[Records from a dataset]
===
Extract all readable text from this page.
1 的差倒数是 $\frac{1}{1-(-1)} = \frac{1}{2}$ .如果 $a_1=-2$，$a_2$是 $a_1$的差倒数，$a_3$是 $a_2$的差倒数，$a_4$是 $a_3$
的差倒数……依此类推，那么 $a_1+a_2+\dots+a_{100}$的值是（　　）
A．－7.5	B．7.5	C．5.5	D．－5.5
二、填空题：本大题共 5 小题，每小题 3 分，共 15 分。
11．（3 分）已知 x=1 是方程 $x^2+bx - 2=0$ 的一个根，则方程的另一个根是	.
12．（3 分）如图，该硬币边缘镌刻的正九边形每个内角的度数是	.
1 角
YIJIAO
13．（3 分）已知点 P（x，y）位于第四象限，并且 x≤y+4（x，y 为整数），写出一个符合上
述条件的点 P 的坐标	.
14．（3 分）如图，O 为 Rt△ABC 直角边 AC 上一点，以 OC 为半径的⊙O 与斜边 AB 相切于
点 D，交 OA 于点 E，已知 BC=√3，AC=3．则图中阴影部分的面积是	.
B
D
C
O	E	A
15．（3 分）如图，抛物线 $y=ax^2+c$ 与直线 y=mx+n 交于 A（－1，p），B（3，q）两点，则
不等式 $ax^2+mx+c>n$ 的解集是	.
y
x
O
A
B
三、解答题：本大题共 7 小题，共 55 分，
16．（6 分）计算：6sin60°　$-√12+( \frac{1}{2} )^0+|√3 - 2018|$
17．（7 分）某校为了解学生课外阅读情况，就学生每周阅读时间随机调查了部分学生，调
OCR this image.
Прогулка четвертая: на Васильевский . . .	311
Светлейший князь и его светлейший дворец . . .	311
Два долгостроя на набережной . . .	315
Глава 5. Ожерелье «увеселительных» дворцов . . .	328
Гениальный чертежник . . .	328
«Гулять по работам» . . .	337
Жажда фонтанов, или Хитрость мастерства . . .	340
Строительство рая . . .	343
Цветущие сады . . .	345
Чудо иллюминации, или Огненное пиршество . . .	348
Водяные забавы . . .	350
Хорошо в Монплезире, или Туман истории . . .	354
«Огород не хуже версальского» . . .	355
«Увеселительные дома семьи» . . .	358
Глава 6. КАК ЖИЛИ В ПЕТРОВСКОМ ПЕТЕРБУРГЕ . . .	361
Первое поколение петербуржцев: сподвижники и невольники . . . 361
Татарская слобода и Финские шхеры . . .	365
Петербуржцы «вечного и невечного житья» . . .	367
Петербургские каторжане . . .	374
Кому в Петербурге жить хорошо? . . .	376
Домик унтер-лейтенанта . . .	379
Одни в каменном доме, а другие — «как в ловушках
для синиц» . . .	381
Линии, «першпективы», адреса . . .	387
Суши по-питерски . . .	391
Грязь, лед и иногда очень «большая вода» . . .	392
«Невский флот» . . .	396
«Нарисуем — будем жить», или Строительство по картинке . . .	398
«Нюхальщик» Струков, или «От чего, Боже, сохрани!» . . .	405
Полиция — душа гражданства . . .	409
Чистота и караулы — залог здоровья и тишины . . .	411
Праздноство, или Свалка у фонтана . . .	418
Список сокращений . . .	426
===
=== What the exercise asks ===
Transcribe the whole listing exactly.

=== Answer to this task ===
Extract all readable text from this page.
1 的差倒数是 $\frac{1}{1-(-1)} = \frac{1}{2}$ .如果 $a_1=-2$，$a_2$是 $a_1$的差倒数，$a_3$是 $a_2$的差倒数，$a_4$是 $a_3$
的差倒数……依此类推，那么 $a_1+a_2+\dots+a_{100}$的值是（　　）
A．－7.5	B．7.5	C．5.5	D．－5.5
二、填空题：本大题共 5 小题，每小题 3 分，共 15 分。
11．（3 分）已知 x=1 是方程 $x^2+bx - 2=0$ 的一个根，则方程的另一个根是	.
12．（3 分）如图，该硬币边缘镌刻的正九边形每个内角的度数是	.
1 角
YIJIAO
13．（3 分）已知点 P（x，y）位于第四象限，并且 x≤y+4（x，y 为整数），写出一个符合上
述条件的点 P 的坐标	.
14．（3 分）如图，O 为 Rt△ABC 直角边 AC 上一点，以 OC 为半径的⊙O 与斜边 AB 相切于
点 D，交 OA 于点 E，已知 BC=√3，AC=3．则图中阴影部分的面积是	.
B
D
C
O	E	A
15．（3 分）如图，抛物线 $y=ax^2+c$ 与直线 y=mx+n 交于 A（－1，p），B（3，q）两点，则
不等式 $ax^2+mx+c>n$ 的解集是	.
y
x
O
A
B
三、解答题：本大题共 7 小题，共 55 分，
16．（6 分）计算：6sin60°　$-√12+( \frac{1}{2} )^0+|√3 - 2018|$
17．（7 分）某校为了解学生课外阅读情况，就学生每周阅读时间随机调查了部分学生，调
OCR this image.
Прогулка четвертая: на Васильевский . . .	311
Светлейший князь и его светлейший дворец . . .	311
Два долгостроя на набережной . . .	315
Глава 5. Ожерелье «увеселительных» дворцов . . .	328
Гениальный чертежник . . .	328
«Гулять по работам» . . .	337
Жажда фонтанов, или Хитрость мастерства . . .	340
Строительство рая . . .	343
Цветущие сады . . .	345
Чудо иллюминации, или Огненное пиршество . . .	348
Водяные забавы . . .	350
Хорошо в Монплезире, или Туман истории . . .	354
«Огород не хуже версальского» . . .	355
«Увеселительные дома семьи» . . .	358
Глава 6. КАК ЖИЛИ В ПЕТРОВСКОМ ПЕТЕРБУРГЕ . . .	361
Первое поколение петербуржцев: сподвижники и невольники . . . 361
Татарская слобода и Финские шхеры . . .	365
Петербуржцы «вечного и невечного житья» . . .	367
Петербургские каторжане . . .	374
Кому в Петербурге жить хорошо? . . .	376
Домик унтер-лейтенанта . . .	379
Одни в каменном доме, а другие — «как в ловушках
для синиц» . . .	381
Линии, «першпективы», адреса . . .	387
Суши по-питерски . . .	391
Грязь, лед и иногда очень «большая вода» . . .	392
«Невский флот» . . .	396
«Нарисуем — будем жить», или Строительство по картинке . . .	398
«Нюхальщик» Струков, или «От чего, Боже, сохрани!» . . .	405
Полиция — душа гражданства . . .	409
Чистота и караулы — залог здоровья и тишины . . .	411
Праздноство, или Свалка у фонтана . . .	418
Список сокращений . . .	426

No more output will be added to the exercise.